- _Task objective_
Before copying, remove every picture, and then repeat all entries below precisely as written.

[Data supplied — start]

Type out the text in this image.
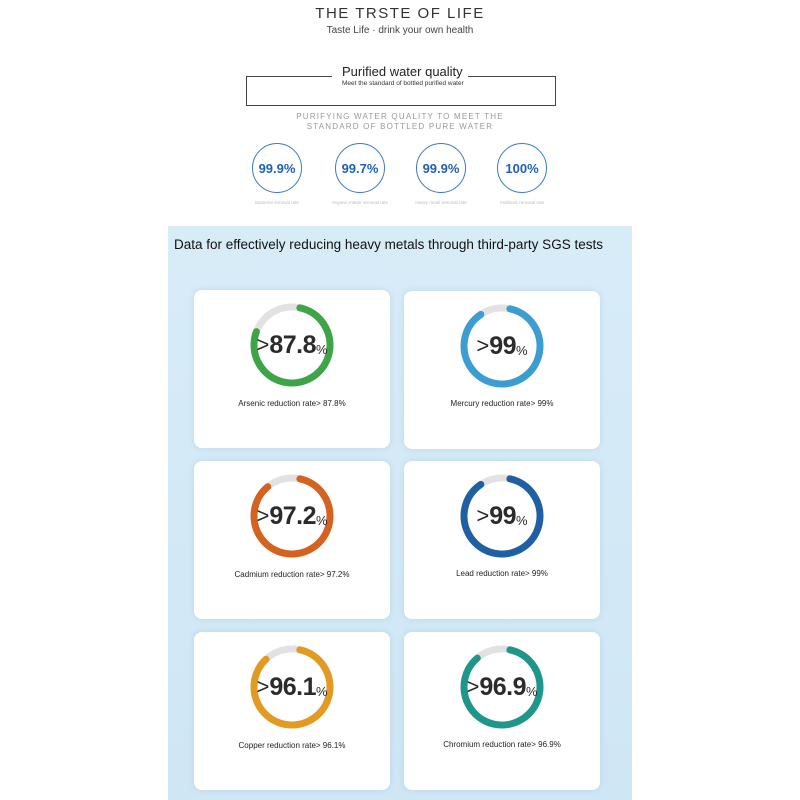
THE TRSTE OF LIFE
Taste Life · drink your own health
Purified water quality
Meet the standard of bottled purified water
PURIFYING WATER QUALITY TO MEET THE STANDARD OF BOTTLED PURE WATER
99.9%
Bacterial removal rate
99.7%
Organic matter removal rate
99.9%
Heavy metal removal rate
100%
Antibiotic removal rate
Data for effectively reducing heavy metals through third-party SGS tests
> 87.8 %
Arsenic reduction rate> 87.8%
> 99 %
Mercury reduction rate> 99%
> 97.2 %
Cadmium reduction rate> 97.2%
> 99 %
Lead reduction rate> 99%
> 96.1 %
Copper reduction rate> 96.1%
> 96.9 %
Chromium reduction rate> 96.9%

[Data supplied — finish]

- _Output of the task_
Type out the text in this image.
THE TRSTE OF LIFE
Taste Life · drink your own health
Purified water quality
Meet the standard of bottled purified water
PURIFYING WATER QUALITY TO MEET THE STANDARD OF BOTTLED PURE WATER
99.9%
Bacterial removal rate
99.7%
Organic matter removal rate
99.9%
Heavy metal removal rate
100%
Antibiotic removal rate
Data for effectively reducing heavy metals through third-party SGS tests
> 87.8 %
Arsenic reduction rate> 87.8%
> 99 %
Mercury reduction rate> 99%
> 97.2 %
Cadmium reduction rate> 97.2%
> 99 %
Lead reduction rate> 99%
> 96.1 %
Copper reduction rate> 96.1%
> 96.9 %
Chromium reduction rate> 96.9%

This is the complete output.